# WHAT NEEDS TO BE DONE:
Copy the rows below, starting at the row that contains "trigger-mode[interactable]: Norm bbox=[226, 3, 260, 19]" and ending at the row that contains "timebase-value: TB: 50 ns bbox=[9, 4, 68, 20]". Change "Real Time" to "Equivalent Time" and leave everything else as it is.

# INFORMATION SUPPLIED:
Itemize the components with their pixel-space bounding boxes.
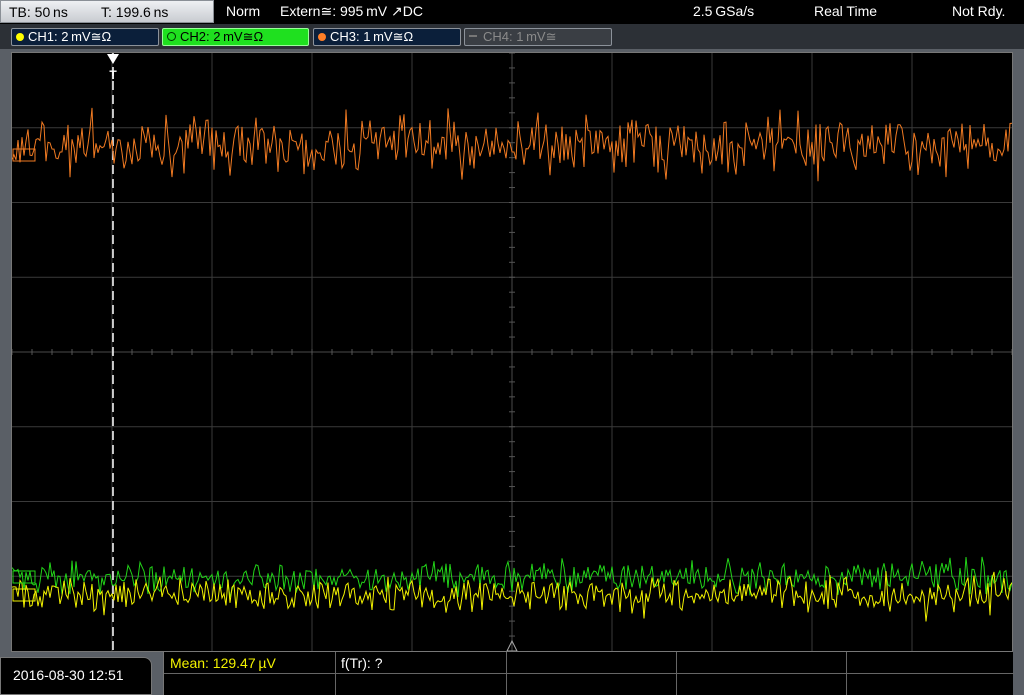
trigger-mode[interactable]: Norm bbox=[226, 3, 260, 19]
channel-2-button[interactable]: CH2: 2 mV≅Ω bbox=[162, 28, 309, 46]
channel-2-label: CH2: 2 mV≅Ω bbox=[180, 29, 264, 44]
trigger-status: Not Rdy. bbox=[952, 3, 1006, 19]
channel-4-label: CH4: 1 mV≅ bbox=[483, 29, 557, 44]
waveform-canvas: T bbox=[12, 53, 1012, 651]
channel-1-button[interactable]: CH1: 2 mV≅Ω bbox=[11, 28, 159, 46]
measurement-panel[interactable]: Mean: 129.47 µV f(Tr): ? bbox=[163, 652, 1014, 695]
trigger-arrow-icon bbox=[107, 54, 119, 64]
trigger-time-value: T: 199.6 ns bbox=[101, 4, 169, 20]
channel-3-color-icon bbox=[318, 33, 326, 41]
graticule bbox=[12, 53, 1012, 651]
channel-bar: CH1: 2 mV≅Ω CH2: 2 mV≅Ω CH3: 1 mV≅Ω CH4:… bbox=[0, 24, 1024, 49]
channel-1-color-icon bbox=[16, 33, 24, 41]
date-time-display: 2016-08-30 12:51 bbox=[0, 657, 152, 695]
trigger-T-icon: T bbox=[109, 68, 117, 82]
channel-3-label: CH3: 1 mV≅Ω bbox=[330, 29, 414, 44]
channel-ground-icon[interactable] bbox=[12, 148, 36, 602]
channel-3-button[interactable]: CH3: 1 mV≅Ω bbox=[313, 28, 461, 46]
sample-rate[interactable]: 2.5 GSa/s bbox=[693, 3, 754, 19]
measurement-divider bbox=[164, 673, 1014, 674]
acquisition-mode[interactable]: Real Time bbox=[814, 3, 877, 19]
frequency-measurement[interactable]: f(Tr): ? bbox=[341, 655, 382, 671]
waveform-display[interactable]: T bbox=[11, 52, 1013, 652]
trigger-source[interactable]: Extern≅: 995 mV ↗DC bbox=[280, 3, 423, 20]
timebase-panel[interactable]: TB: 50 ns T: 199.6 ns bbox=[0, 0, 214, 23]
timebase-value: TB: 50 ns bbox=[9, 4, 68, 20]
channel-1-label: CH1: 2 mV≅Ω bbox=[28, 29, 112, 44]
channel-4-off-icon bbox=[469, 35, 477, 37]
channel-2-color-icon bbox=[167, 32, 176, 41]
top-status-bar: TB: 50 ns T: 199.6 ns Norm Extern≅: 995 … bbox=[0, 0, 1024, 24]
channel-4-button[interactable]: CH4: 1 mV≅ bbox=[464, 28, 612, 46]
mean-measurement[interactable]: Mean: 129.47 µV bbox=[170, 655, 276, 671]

...

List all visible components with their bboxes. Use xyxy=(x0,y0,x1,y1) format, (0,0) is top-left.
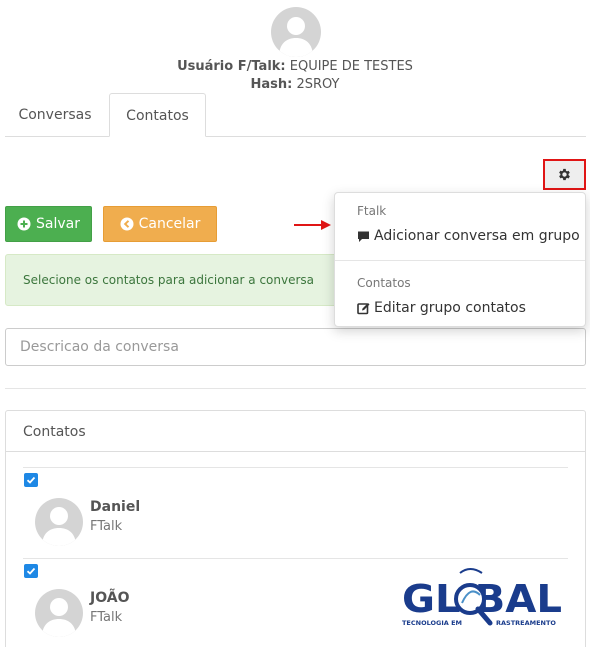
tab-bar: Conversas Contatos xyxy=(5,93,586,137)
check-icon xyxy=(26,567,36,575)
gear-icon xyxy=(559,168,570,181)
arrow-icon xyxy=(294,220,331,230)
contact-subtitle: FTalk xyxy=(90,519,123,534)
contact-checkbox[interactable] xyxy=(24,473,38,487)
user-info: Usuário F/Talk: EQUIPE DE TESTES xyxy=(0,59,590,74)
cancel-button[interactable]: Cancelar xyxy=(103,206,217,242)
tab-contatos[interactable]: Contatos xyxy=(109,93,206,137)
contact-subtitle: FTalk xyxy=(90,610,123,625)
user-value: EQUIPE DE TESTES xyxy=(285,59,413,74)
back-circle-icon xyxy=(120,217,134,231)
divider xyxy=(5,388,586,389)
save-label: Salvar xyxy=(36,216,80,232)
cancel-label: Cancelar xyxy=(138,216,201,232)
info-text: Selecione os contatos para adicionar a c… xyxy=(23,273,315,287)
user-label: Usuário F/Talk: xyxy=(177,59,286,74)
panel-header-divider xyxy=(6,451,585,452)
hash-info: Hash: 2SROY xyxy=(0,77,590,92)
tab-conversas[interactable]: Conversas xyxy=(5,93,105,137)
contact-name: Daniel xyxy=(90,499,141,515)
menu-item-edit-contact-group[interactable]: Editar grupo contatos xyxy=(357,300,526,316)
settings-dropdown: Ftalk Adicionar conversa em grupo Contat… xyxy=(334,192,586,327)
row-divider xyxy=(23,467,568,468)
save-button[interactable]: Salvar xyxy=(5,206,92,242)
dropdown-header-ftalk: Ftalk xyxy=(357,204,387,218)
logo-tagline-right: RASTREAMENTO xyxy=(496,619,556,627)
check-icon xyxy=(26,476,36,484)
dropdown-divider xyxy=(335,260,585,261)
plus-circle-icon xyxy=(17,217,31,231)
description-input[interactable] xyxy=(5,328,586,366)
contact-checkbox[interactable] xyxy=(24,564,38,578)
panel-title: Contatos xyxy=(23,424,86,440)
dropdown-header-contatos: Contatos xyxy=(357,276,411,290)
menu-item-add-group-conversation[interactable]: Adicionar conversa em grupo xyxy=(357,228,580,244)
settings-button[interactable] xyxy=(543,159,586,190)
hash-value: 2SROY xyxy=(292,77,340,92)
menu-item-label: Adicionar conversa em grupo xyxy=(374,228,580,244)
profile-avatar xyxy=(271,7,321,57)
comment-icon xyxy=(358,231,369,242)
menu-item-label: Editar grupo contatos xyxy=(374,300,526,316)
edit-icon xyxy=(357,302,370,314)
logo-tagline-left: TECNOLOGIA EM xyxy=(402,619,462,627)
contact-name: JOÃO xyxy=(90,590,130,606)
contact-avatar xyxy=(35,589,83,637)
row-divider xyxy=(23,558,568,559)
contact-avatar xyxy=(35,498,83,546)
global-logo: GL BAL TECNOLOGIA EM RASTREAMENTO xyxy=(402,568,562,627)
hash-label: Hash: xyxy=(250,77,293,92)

# TASK RESPONSE:
trigger-mode[interactable]: Norm bbox=[226, 3, 260, 19]
channel-2-button[interactable]: CH2: 2 mV≅Ω bbox=[162, 28, 309, 46]
channel-2-label: CH2: 2 mV≅Ω bbox=[180, 29, 264, 44]
trigger-status: Not Rdy. bbox=[952, 3, 1006, 19]
channel-4-label: CH4: 1 mV≅ bbox=[483, 29, 557, 44]
waveform-canvas: T bbox=[12, 53, 1012, 651]
channel-1-button[interactable]: CH1: 2 mV≅Ω bbox=[11, 28, 159, 46]
measurement-panel[interactable]: Mean: 129.47 µV f(Tr): ? bbox=[163, 652, 1014, 695]
trigger-arrow-icon bbox=[107, 54, 119, 64]
trigger-time-value: T: 199.6 ns bbox=[101, 4, 169, 20]
channel-3-color-icon bbox=[318, 33, 326, 41]
graticule bbox=[12, 53, 1012, 651]
channel-bar: CH1: 2 mV≅Ω CH2: 2 mV≅Ω CH3: 1 mV≅Ω CH4:… bbox=[0, 24, 1024, 49]
channel-1-color-icon bbox=[16, 33, 24, 41]
date-time-display: 2016-08-30 12:51 bbox=[0, 657, 152, 695]
trigger-T-icon: T bbox=[109, 68, 117, 82]
channel-3-label: CH3: 1 mV≅Ω bbox=[330, 29, 414, 44]
channel-ground-icon[interactable] bbox=[12, 148, 36, 602]
channel-3-button[interactable]: CH3: 1 mV≅Ω bbox=[313, 28, 461, 46]
sample-rate[interactable]: 2.5 GSa/s bbox=[693, 3, 754, 19]
measurement-divider bbox=[164, 673, 1014, 674]
acquisition-mode[interactable]: Equivalent Time bbox=[814, 3, 877, 19]
frequency-measurement[interactable]: f(Tr): ? bbox=[341, 655, 382, 671]
waveform-display[interactable]: T bbox=[11, 52, 1013, 652]
trigger-source[interactable]: Extern≅: 995 mV ↗DC bbox=[280, 3, 423, 20]
timebase-panel[interactable]: TB: 50 ns T: 199.6 ns bbox=[0, 0, 214, 23]
timebase-value: TB: 50 ns bbox=[9, 4, 68, 20]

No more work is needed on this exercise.